** BEGIN **

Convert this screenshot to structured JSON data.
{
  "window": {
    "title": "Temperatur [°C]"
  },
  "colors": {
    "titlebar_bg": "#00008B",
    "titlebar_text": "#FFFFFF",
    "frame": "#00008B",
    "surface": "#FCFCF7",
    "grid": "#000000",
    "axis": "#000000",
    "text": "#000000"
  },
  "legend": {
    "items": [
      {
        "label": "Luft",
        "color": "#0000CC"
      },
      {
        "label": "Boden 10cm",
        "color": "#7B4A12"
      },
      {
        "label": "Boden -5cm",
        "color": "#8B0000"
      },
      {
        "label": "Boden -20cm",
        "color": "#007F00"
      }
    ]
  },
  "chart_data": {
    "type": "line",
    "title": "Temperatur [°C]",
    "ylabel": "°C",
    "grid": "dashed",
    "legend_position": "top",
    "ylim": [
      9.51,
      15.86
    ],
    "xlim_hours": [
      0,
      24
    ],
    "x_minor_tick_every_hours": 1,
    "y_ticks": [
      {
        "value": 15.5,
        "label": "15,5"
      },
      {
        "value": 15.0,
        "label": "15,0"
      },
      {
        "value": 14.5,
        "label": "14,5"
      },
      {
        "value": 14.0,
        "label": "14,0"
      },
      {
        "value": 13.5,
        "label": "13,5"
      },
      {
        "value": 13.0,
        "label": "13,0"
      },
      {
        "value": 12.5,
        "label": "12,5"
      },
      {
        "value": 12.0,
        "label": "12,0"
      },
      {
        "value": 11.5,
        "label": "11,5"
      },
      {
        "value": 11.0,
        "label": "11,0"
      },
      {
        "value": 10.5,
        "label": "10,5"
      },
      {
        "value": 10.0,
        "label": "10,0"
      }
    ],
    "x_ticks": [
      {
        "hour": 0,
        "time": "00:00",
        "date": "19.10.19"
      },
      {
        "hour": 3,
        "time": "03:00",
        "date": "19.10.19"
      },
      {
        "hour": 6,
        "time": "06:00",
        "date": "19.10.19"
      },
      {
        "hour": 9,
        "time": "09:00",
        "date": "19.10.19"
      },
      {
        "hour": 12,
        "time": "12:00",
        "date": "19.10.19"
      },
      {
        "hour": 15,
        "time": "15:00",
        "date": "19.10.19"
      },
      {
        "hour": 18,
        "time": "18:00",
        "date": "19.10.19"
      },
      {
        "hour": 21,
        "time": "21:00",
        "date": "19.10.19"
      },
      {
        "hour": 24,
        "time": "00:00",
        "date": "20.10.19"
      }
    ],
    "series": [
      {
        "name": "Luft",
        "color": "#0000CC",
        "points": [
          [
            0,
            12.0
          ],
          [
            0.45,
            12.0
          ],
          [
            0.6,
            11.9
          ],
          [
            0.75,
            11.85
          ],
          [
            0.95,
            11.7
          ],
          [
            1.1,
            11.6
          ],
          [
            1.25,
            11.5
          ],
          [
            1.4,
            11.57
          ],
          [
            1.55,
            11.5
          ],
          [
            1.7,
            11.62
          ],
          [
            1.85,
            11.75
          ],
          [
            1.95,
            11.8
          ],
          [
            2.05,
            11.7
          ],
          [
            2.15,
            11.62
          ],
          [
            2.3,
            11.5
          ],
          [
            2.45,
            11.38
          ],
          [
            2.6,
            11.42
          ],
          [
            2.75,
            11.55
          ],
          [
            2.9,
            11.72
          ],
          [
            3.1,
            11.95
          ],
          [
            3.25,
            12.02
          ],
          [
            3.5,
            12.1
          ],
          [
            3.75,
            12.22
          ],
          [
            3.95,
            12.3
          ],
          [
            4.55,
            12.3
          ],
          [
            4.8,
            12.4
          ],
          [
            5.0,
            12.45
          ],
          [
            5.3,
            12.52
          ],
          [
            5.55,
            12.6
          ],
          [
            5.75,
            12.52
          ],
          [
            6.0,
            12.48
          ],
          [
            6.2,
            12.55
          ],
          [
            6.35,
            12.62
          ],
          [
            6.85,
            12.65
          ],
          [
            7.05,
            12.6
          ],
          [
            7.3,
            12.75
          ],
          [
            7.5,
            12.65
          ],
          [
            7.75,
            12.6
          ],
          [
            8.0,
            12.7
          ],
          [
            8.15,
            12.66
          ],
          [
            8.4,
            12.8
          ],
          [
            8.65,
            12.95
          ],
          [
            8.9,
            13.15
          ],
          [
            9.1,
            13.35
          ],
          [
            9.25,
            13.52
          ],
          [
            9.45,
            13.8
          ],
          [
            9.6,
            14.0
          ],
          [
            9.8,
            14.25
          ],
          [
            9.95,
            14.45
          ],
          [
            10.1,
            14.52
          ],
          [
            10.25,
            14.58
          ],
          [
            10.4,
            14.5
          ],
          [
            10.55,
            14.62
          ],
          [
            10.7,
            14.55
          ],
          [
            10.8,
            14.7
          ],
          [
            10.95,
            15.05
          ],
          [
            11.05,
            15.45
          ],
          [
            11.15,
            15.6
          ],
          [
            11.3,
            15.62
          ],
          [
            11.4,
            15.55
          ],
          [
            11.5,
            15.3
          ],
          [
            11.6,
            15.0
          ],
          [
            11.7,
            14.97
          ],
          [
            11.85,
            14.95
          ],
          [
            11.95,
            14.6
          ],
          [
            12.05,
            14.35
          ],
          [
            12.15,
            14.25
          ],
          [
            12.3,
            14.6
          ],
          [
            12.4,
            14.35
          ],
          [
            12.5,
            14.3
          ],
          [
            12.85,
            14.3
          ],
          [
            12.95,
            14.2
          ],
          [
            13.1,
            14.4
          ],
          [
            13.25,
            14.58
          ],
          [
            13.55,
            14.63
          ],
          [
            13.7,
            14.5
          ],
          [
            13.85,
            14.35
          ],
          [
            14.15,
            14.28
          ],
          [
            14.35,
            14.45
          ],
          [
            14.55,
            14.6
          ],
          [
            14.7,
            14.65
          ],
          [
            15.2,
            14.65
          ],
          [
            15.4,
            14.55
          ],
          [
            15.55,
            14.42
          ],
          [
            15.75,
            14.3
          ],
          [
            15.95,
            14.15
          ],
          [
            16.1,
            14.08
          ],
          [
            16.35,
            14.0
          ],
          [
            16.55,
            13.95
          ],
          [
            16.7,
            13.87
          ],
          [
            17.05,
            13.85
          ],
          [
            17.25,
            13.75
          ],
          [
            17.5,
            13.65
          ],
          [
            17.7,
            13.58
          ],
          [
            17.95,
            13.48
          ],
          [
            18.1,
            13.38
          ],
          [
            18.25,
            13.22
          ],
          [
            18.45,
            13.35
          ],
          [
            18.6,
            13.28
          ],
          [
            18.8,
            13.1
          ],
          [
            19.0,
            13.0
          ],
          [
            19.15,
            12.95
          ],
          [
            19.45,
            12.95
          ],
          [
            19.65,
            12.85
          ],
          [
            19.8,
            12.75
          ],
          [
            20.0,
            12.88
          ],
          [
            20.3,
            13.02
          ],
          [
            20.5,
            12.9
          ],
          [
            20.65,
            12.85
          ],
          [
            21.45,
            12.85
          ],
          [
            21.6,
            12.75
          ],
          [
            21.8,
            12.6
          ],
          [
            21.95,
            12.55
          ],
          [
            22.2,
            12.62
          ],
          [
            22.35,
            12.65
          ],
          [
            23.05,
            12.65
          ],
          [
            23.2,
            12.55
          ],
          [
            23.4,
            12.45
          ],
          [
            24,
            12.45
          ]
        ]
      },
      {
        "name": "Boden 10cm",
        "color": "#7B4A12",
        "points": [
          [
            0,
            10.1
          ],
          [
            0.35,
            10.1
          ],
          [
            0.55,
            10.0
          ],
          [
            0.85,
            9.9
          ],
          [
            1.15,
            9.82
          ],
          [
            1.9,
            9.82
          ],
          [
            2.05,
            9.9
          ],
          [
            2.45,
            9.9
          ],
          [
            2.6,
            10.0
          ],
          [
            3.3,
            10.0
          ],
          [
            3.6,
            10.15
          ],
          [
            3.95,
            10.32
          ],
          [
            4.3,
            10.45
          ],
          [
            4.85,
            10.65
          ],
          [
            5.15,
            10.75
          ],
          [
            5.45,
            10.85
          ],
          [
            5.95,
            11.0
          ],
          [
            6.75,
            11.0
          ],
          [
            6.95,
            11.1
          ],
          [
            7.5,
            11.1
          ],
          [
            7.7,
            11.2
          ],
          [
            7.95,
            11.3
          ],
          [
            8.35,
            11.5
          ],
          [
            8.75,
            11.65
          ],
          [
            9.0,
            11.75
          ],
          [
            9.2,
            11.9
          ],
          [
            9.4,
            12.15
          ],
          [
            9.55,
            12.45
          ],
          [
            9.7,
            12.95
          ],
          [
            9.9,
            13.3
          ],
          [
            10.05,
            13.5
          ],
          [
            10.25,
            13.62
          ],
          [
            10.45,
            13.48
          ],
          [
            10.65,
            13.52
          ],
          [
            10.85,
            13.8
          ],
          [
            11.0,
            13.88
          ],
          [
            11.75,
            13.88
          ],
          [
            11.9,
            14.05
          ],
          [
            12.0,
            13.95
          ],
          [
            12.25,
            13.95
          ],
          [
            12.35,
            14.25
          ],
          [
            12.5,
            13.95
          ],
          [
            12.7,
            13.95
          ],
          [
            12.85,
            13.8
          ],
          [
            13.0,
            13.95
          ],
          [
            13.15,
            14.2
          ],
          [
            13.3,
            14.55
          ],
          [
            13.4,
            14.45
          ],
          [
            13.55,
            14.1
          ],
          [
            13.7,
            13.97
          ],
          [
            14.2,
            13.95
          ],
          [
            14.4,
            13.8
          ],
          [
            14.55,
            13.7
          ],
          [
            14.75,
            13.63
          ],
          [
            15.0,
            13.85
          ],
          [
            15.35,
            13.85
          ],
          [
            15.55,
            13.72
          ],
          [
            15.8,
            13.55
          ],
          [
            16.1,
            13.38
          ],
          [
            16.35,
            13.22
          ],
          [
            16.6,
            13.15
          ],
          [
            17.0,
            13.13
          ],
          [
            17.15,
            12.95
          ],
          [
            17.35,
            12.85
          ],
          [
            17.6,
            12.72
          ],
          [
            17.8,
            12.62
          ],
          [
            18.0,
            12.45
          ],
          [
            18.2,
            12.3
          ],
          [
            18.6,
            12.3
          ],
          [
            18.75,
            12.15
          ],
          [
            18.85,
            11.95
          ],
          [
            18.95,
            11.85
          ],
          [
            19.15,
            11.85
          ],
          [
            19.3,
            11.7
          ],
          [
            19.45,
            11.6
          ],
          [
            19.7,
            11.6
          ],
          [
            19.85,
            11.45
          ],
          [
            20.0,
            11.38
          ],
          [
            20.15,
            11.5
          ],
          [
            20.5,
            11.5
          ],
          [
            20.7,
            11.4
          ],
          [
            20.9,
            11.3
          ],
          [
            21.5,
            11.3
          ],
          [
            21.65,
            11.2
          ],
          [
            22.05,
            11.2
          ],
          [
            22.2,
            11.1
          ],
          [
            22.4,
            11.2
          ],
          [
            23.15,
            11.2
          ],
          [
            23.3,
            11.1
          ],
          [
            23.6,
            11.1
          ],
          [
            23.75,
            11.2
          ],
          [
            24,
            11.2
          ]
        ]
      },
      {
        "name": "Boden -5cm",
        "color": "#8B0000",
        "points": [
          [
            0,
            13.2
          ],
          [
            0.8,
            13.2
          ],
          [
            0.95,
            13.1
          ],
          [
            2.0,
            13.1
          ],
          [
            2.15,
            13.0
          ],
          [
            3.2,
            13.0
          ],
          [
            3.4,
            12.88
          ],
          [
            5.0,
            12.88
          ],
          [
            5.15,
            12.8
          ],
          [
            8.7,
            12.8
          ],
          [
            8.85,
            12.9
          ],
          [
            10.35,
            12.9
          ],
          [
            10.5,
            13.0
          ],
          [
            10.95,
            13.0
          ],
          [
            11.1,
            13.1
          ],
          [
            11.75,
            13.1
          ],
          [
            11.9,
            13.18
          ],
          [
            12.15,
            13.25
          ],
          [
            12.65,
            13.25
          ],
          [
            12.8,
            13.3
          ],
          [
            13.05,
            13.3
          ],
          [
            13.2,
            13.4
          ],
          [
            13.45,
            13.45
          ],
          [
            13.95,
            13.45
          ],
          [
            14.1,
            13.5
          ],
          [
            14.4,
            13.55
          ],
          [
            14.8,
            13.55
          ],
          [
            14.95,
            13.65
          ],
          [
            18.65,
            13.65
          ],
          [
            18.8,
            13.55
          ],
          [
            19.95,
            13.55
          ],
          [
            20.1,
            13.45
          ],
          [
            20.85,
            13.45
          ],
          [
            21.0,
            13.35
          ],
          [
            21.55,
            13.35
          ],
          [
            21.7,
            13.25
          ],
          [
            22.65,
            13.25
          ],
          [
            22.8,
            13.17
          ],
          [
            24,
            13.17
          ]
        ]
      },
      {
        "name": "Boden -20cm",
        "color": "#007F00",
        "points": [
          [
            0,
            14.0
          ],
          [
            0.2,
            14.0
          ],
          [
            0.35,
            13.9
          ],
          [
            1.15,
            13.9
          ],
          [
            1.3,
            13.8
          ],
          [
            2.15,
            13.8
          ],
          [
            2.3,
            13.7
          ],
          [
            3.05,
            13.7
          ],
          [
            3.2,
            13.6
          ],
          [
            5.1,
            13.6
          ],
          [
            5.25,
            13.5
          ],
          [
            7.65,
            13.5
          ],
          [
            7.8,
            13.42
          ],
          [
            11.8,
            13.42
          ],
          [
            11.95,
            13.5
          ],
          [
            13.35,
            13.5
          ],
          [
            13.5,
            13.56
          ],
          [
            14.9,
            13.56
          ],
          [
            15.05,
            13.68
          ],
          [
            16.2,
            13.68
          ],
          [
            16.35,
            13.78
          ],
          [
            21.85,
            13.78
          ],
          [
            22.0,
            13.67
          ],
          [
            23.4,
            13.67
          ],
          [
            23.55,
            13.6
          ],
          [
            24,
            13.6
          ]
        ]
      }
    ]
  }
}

** END **

Tell how many lines in the material contain the word "value". Only the number is wanted.

12